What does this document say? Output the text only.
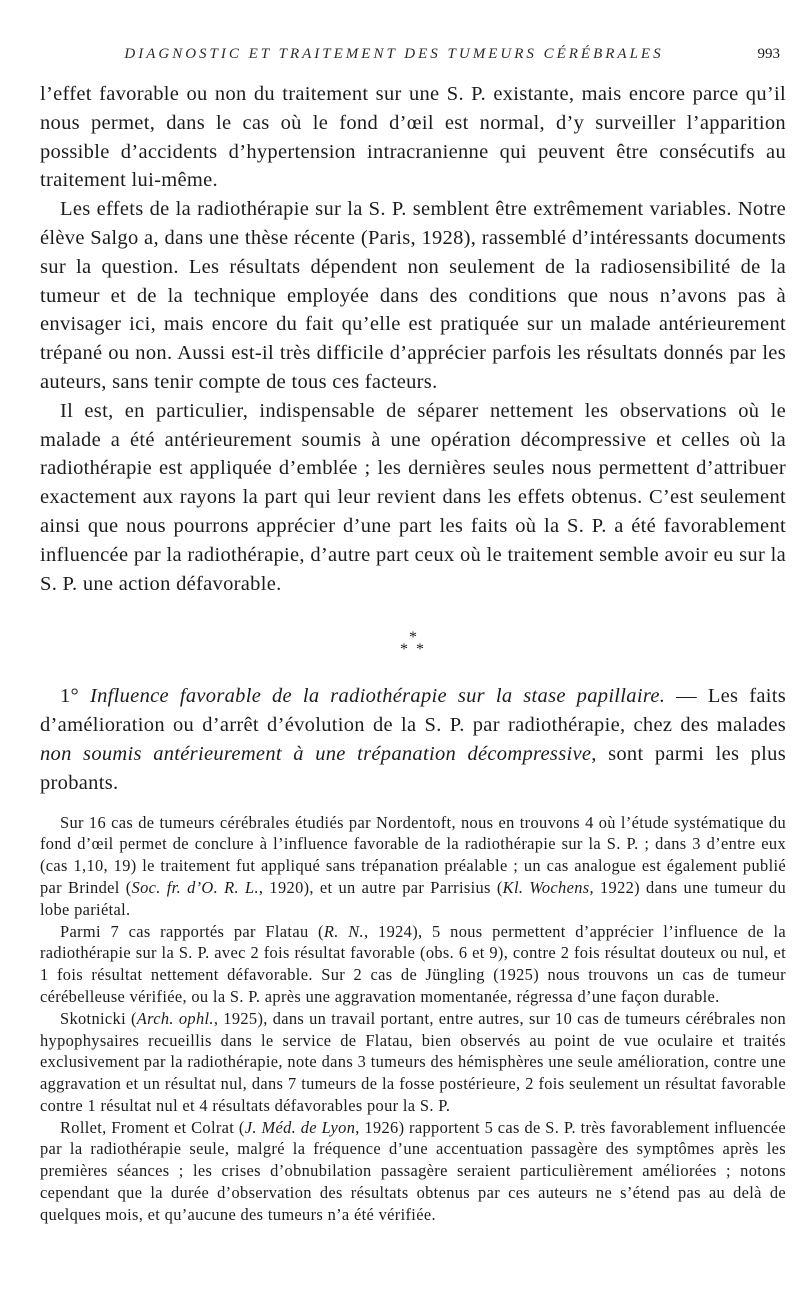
DIAGNOSTIC ET TRAITEMENT DES TUMEURS CÉRÉBRALES	993

l’effet favorable ou non du traitement sur une S. P. existante, mais encore parce qu’il nous permet, dans le cas où le fond d’œil est normal, d’y surveiller l’apparition possible d’accidents d’hypertension intracranienne qui peuvent être consécutifs au traitement lui-même.

Les effets de la radiothérapie sur la S. P. semblent être extrêmement variables. Notre élève Salgo a, dans une thèse récente (Paris, 1928), rassemblé d’intéressants documents sur la question. Les résultats dépendent non seulement de la radiosensibilité de la tumeur et de la technique employée dans des conditions que nous n’avons pas à envisager ici, mais encore du fait qu’elle est pratiquée sur un malade antérieurement trépané ou non. Aussi est-il très difficile d’apprécier parfois les résultats donnés par les auteurs, sans tenir compte de tous ces facteurs.

Il est, en particulier, indispensable de séparer nettement les observations où le malade a été antérieurement soumis à une opération décompressive et celles où la radiothérapie est appliquée d’emblée ; les dernières seules nous permettent d’attribuer exactement aux rayons la part qui leur revient dans les effets obtenus. C’est seulement ainsi que nous pourrons apprécier d’une part les faits où la S. P. a été favorablement influencée par la radiothérapie, d’autre part ceux où le traitement semble avoir eu sur la S. P. une action défavorable.

*
* *

1° Influence favorable de la radiothérapie sur la stase papillaire. — Les faits d’amélioration ou d’arrêt d’évolution de la S. P. par radiothérapie, chez des malades non soumis antérieurement à une trépanation décompressive, sont parmi les plus probants.

Sur 16 cas de tumeurs cérébrales étudiés par Nordentoft, nous en trouvons 4 où l’étude systématique du fond d’œil permet de conclure à l’influence favorable de la radiothérapie sur la S. P. ; dans 3 d’entre eux (cas 1,10, 19) le traitement fut appliqué sans trépanation préalable ; un cas analogue est également publié par Brindel (Soc. fr. d’O. R. L., 1920), et un autre par Parrisius (Kl. Wochens, 1922) dans une tumeur du lobe pariétal.

Parmi 7 cas rapportés par Flatau (R. N., 1924), 5 nous permettent d’apprécier l’influence de la radiothérapie sur la S. P. avec 2 fois résultat favorable (obs. 6 et 9), contre 2 fois résultat douteux ou nul, et 1 fois résultat nettement défavorable. Sur 2 cas de Jüngling (1925) nous trouvons un cas de tumeur cérébelleuse vérifiée, ou la S. P. après une aggravation momentanée, régressa d’une façon durable.

Skotnicki (Arch. ophl., 1925), dans un travail portant, entre autres, sur 10 cas de tumeurs cérébrales non hypophysaires recueillis dans le service de Flatau, bien observés au point de vue oculaire et traités exclusivement par la radiothérapie, note dans 3 tumeurs des hémisphères une seule amélioration, contre une aggravation et un résultat nul, dans 7 tumeurs de la fosse postérieure, 2 fois seulement un résultat favorable contre 1 résultat nul et 4 résultats défavorables pour la S. P.

Rollet, Froment et Colrat (J. Méd. de Lyon, 1926) rapportent 5 cas de S. P. très favorablement influencée par la radiothérapie seule, malgré la fréquence d’une accentuation passagère des symptômes après les premières séances ; les crises d’obnubilation passagère seraient particulièrement améliorées ; notons cependant que la durée d’observation des résultats obtenus par ces auteurs ne s’étend pas au delà de quelques mois, et qu’aucune des tumeurs n’a été vérifiée.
-=-=-=-=-
◆ WHAT IS BEING ASKED ◆
Except for the pictures, copy the material above exactly.

◆ TASK SOLUTION ◆
What does this document say? Output the text only.
DIAGNOSTIC ET TRAITEMENT DES TUMEURS CÉRÉBRALES	993

l’effet favorable ou non du traitement sur une S. P. existante, mais encore parce qu’il nous permet, dans le cas où le fond d’œil est normal, d’y surveiller l’apparition possible d’accidents d’hypertension intracranienne qui peuvent être consécutifs au traitement lui-même.

Les effets de la radiothérapie sur la S. P. semblent être extrêmement variables. Notre élève Salgo a, dans une thèse récente (Paris, 1928), rassemblé d’intéressants documents sur la question. Les résultats dépendent non seulement de la radiosensibilité de la tumeur et de la technique employée dans des conditions que nous n’avons pas à envisager ici, mais encore du fait qu’elle est pratiquée sur un malade antérieurement trépané ou non. Aussi est-il très difficile d’apprécier parfois les résultats donnés par les auteurs, sans tenir compte de tous ces facteurs.

Il est, en particulier, indispensable de séparer nettement les observations où le malade a été antérieurement soumis à une opération décompressive et celles où la radiothérapie est appliquée d’emblée ; les dernières seules nous permettent d’attribuer exactement aux rayons la part qui leur revient dans les effets obtenus. C’est seulement ainsi que nous pourrons apprécier d’une part les faits où la S. P. a été favorablement influencée par la radiothérapie, d’autre part ceux où le traitement semble avoir eu sur la S. P. une action défavorable.

*
* *

1° Influence favorable de la radiothérapie sur la stase papillaire. — Les faits d’amélioration ou d’arrêt d’évolution de la S. P. par radiothérapie, chez des malades non soumis antérieurement à une trépanation décompressive, sont parmi les plus probants.

Sur 16 cas de tumeurs cérébrales étudiés par Nordentoft, nous en trouvons 4 où l’étude systématique du fond d’œil permet de conclure à l’influence favorable de la radiothérapie sur la S. P. ; dans 3 d’entre eux (cas 1,10, 19) le traitement fut appliqué sans trépanation préalable ; un cas analogue est également publié par Brindel (Soc. fr. d’O. R. L., 1920), et un autre par Parrisius (Kl. Wochens, 1922) dans une tumeur du lobe pariétal.

Parmi 7 cas rapportés par Flatau (R. N., 1924), 5 nous permettent d’apprécier l’influence de la radiothérapie sur la S. P. avec 2 fois résultat favorable (obs. 6 et 9), contre 2 fois résultat douteux ou nul, et 1 fois résultat nettement défavorable. Sur 2 cas de Jüngling (1925) nous trouvons un cas de tumeur cérébelleuse vérifiée, ou la S. P. après une aggravation momentanée, régressa d’une façon durable.

Skotnicki (Arch. ophl., 1925), dans un travail portant, entre autres, sur 10 cas de tumeurs cérébrales non hypophysaires recueillis dans le service de Flatau, bien observés au point de vue oculaire et traités exclusivement par la radiothérapie, note dans 3 tumeurs des hémisphères une seule amélioration, contre une aggravation et un résultat nul, dans 7 tumeurs de la fosse postérieure, 2 fois seulement un résultat favorable contre 1 résultat nul et 4 résultats défavorables pour la S. P.

Rollet, Froment et Colrat (J. Méd. de Lyon, 1926) rapportent 5 cas de S. P. très favorablement influencée par la radiothérapie seule, malgré la fréquence d’une accentuation passagère des symptômes après les premières séances ; les crises d’obnubilation passagère seraient particulièrement améliorées ; notons cependant que la durée d’observation des résultats obtenus par ces auteurs ne s’étend pas au delà de quelques mois, et qu’aucune des tumeurs n’a été vérifiée.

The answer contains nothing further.